Job: Copy the listing below line for line, changing nothing.

### Supplied material

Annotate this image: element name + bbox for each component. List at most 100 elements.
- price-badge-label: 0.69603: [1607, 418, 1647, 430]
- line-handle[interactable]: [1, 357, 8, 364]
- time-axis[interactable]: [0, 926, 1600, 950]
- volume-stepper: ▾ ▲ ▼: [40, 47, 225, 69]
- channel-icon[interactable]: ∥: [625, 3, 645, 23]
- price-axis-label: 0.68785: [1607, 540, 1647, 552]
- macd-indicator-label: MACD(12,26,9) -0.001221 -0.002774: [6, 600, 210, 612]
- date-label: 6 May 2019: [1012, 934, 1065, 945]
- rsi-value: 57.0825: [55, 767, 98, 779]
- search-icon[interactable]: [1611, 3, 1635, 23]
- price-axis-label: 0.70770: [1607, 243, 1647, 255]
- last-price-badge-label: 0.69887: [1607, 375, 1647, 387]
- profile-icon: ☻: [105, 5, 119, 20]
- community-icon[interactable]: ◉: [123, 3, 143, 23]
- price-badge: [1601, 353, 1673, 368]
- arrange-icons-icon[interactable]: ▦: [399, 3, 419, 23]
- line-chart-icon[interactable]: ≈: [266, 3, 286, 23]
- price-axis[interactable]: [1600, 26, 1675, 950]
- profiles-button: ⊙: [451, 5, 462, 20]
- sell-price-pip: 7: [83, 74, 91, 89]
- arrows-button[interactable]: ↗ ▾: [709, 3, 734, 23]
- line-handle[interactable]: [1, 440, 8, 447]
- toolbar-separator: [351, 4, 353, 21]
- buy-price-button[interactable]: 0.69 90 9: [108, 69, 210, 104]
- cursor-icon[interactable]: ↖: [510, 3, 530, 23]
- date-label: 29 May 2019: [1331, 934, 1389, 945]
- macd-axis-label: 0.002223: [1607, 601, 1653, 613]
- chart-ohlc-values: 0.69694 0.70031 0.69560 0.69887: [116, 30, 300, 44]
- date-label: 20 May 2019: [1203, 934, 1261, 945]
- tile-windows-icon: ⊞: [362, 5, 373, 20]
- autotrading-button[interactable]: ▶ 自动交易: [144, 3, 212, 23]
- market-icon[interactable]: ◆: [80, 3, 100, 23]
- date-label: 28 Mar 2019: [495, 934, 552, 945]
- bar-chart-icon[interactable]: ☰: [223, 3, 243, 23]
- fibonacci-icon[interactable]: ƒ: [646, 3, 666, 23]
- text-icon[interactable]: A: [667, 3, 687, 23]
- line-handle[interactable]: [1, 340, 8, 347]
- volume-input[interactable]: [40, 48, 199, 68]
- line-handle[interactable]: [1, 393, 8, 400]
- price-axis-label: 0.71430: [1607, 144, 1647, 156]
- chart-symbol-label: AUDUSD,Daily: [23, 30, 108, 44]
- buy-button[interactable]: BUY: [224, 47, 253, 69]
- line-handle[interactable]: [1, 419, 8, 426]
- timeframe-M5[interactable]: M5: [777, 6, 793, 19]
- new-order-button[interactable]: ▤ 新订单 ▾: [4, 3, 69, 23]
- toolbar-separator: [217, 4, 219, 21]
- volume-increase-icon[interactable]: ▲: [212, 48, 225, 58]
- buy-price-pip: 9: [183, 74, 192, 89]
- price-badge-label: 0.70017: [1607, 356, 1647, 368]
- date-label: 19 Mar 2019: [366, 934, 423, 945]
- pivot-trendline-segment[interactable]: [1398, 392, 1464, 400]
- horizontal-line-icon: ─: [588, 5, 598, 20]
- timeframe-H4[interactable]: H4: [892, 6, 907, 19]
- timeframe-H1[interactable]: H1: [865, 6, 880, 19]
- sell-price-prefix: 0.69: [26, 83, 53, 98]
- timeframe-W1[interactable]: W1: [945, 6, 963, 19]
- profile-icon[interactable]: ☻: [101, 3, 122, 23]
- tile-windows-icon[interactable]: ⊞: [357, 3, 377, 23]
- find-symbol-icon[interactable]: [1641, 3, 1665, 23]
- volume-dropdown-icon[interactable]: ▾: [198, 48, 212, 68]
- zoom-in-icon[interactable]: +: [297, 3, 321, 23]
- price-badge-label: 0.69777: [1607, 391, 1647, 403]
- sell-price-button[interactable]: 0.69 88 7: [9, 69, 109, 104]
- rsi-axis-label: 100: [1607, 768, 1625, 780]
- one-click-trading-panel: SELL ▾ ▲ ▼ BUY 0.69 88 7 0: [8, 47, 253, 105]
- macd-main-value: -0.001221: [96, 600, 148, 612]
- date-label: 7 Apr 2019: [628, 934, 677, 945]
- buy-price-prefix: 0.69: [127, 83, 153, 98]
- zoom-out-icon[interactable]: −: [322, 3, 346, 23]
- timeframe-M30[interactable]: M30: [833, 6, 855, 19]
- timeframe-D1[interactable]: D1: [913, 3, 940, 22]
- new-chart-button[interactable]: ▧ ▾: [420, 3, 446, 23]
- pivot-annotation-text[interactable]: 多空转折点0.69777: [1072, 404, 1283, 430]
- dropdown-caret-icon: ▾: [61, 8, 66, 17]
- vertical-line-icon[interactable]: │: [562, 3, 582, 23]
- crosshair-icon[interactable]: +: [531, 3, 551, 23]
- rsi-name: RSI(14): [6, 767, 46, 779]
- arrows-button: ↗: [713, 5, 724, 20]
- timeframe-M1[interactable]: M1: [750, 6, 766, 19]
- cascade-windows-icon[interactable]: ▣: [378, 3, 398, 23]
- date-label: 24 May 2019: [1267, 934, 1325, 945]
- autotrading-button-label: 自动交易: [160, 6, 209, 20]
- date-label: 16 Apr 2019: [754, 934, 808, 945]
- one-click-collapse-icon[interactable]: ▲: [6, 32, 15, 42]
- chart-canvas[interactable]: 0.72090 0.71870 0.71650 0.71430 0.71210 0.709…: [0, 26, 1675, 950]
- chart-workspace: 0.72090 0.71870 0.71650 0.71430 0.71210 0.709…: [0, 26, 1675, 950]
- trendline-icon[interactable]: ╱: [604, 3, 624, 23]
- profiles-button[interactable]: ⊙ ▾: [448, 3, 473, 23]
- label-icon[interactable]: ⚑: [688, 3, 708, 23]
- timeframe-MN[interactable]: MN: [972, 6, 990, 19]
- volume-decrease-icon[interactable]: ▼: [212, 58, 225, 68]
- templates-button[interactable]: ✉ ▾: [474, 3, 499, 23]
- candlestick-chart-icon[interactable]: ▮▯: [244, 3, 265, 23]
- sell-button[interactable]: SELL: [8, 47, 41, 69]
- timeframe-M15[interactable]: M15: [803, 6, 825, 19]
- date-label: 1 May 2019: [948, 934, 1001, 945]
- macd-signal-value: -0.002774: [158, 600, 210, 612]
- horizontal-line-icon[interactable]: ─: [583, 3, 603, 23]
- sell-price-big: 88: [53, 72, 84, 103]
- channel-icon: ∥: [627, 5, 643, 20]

######

Complete response:
Annotate this image: element name + bbox for each component. List at most 100 elements.
- price-badge-label: 0.69603: [1607, 418, 1647, 430]
- line-handle[interactable]: [1, 357, 8, 364]
- time-axis[interactable]: [0, 926, 1600, 950]
- volume-stepper: ▾ ▲ ▼: [40, 47, 225, 69]
- channel-icon[interactable]: ∥: [625, 3, 645, 23]
- price-axis-label: 0.68785: [1607, 540, 1647, 552]
- macd-indicator-label: MACD(12,26,9) -0.001221 -0.002774: [6, 600, 210, 612]
- date-label: 6 May 2019: [1012, 934, 1065, 945]
- rsi-value: 57.0825: [55, 767, 98, 779]
- search-icon[interactable]: [1611, 3, 1635, 23]
- price-axis-label: 0.70770: [1607, 243, 1647, 255]
- last-price-badge-label: 0.69887: [1607, 375, 1647, 387]
- profile-icon: ☻: [105, 5, 119, 20]
- community-icon[interactable]: ◉: [123, 3, 143, 23]
- price-badge: [1601, 353, 1673, 368]
- arrange-icons-icon[interactable]: ▦: [399, 3, 419, 23]
- line-chart-icon[interactable]: ≈: [266, 3, 286, 23]
- price-axis[interactable]: [1600, 26, 1675, 950]
- profiles-button: ⊙: [451, 5, 462, 20]
- sell-price-pip: 7: [83, 74, 91, 89]
- arrows-button[interactable]: ↗ ▾: [709, 3, 734, 23]
- line-handle[interactable]: [1, 440, 8, 447]
- toolbar-separator: [351, 4, 353, 21]
- buy-price-button[interactable]: 0.69 90 9: [108, 69, 210, 104]
- cursor-icon[interactable]: ↖: [510, 3, 530, 23]
- date-label: 29 May 2019: [1331, 934, 1389, 945]
- macd-axis-label: 0.002223: [1607, 601, 1653, 613]
- chart-ohlc-values: 0.69694 0.70031 0.69560 0.69887: [116, 30, 300, 44]
- date-label: 20 May 2019: [1203, 934, 1261, 945]
- tile-windows-icon: ⊞: [362, 5, 373, 20]
- autotrading-button[interactable]: ▶ 自动交易: [144, 3, 212, 23]
- market-icon[interactable]: ◆: [80, 3, 100, 23]
- date-label: 28 Mar 2019: [495, 934, 552, 945]
- bar-chart-icon[interactable]: ☰: [223, 3, 243, 23]
- fibonacci-icon[interactable]: ƒ: [646, 3, 666, 23]
- text-icon[interactable]: A: [667, 3, 687, 23]
- line-handle[interactable]: [1, 340, 8, 347]
- volume-input[interactable]: [40, 48, 199, 68]
- line-handle[interactable]: [1, 393, 8, 400]
- price-axis-label: 0.71430: [1607, 144, 1647, 156]
- chart-symbol-label: AUDUSD,Daily: [23, 30, 108, 44]
- buy-button[interactable]: BUY: [224, 47, 253, 69]
- line-handle[interactable]: [1, 419, 8, 426]
- timeframe-M5[interactable]: M5: [777, 6, 793, 19]
- new-order-button[interactable]: ▤ 新订单 ▾: [4, 3, 69, 23]
- toolbar-separator: [217, 4, 219, 21]
- volume-increase-icon[interactable]: ▲: [212, 48, 225, 58]
- buy-price-pip: 9: [183, 74, 192, 89]
- price-badge-label: 0.70017: [1607, 356, 1647, 368]
- date-label: 19 Mar 2019: [366, 934, 423, 945]
- pivot-trendline-segment[interactable]: [1398, 392, 1464, 400]
- horizontal-line-icon: ─: [588, 5, 598, 20]
- timeframe-H4[interactable]: H4: [892, 6, 907, 19]
- timeframe-H1[interactable]: H1: [865, 6, 880, 19]
- sell-price-prefix: 0.69: [26, 83, 53, 98]
- timeframe-W1[interactable]: W1: [945, 6, 963, 19]
- profile-icon[interactable]: ☻: [101, 3, 122, 23]
- tile-windows-icon[interactable]: ⊞: [357, 3, 377, 23]
- find-symbol-icon[interactable]: [1641, 3, 1665, 23]
- volume-dropdown-icon[interactable]: ▾: [198, 48, 212, 68]
- zoom-in-icon[interactable]: +: [297, 3, 321, 23]
- price-badge-label: 0.69777: [1607, 391, 1647, 403]
- sell-price-button[interactable]: 0.69 88 7: [9, 69, 109, 104]
- rsi-axis-label: 100: [1607, 768, 1625, 780]
- one-click-trading-panel: SELL ▾ ▲ ▼ BUY 0.69 88 7 0: [8, 47, 253, 105]
- macd-main-value: -0.001221: [96, 600, 148, 612]
- date-label: 7 Apr 2019: [628, 934, 677, 945]
- buy-price-prefix: 0.69: [127, 83, 153, 98]
- zoom-out-icon[interactable]: −: [322, 3, 346, 23]
- timeframe-M30[interactable]: M30: [833, 6, 855, 19]
- timeframe-D1[interactable]: D1: [913, 3, 940, 22]
- new-chart-button[interactable]: ▧ ▾: [420, 3, 446, 23]
- pivot-annotation-text[interactable]: 多空转折点0.69777: [1072, 404, 1283, 430]
- dropdown-caret-icon: ▾: [61, 8, 66, 17]
- vertical-line-icon[interactable]: │: [562, 3, 582, 23]
- crosshair-icon[interactable]: +: [531, 3, 551, 23]
- rsi-name: RSI(14): [6, 767, 46, 779]
- arrows-button: ↗: [713, 5, 724, 20]
- timeframe-M1[interactable]: M1: [750, 6, 766, 19]
- cascade-windows-icon[interactable]: ▣: [378, 3, 398, 23]
- date-label: 24 May 2019: [1267, 934, 1325, 945]
- autotrading-button-label: 自动交易: [160, 6, 209, 20]
- date-label: 16 Apr 2019: [754, 934, 808, 945]
- one-click-collapse-icon[interactable]: ▲: [6, 32, 15, 42]
- chart-canvas[interactable]: 0.72090 0.71870 0.71650 0.71430 0.71210 0.709…: [0, 26, 1675, 950]
- chart-workspace: 0.72090 0.71870 0.71650 0.71430 0.71210 0.709…: [0, 26, 1675, 950]
- trendline-icon[interactable]: ╱: [604, 3, 624, 23]
- profiles-button[interactable]: ⊙ ▾: [448, 3, 473, 23]
- label-icon[interactable]: ⚑: [688, 3, 708, 23]
- timeframe-MN[interactable]: MN: [972, 6, 990, 19]
- volume-decrease-icon[interactable]: ▼: [212, 58, 225, 68]
- templates-button[interactable]: ✉ ▾: [474, 3, 499, 23]
- candlestick-chart-icon[interactable]: ▮▯: [244, 3, 265, 23]
- sell-button[interactable]: SELL: [8, 47, 41, 69]
- timeframe-M15[interactable]: M15: [803, 6, 825, 19]
- date-label: 1 May 2019: [948, 934, 1001, 945]
- macd-signal-value: -0.002774: [158, 600, 210, 612]
- horizontal-line-icon[interactable]: ─: [583, 3, 603, 23]
- sell-price-big: 88: [53, 72, 84, 103]
- channel-icon: ∥: [627, 5, 643, 20]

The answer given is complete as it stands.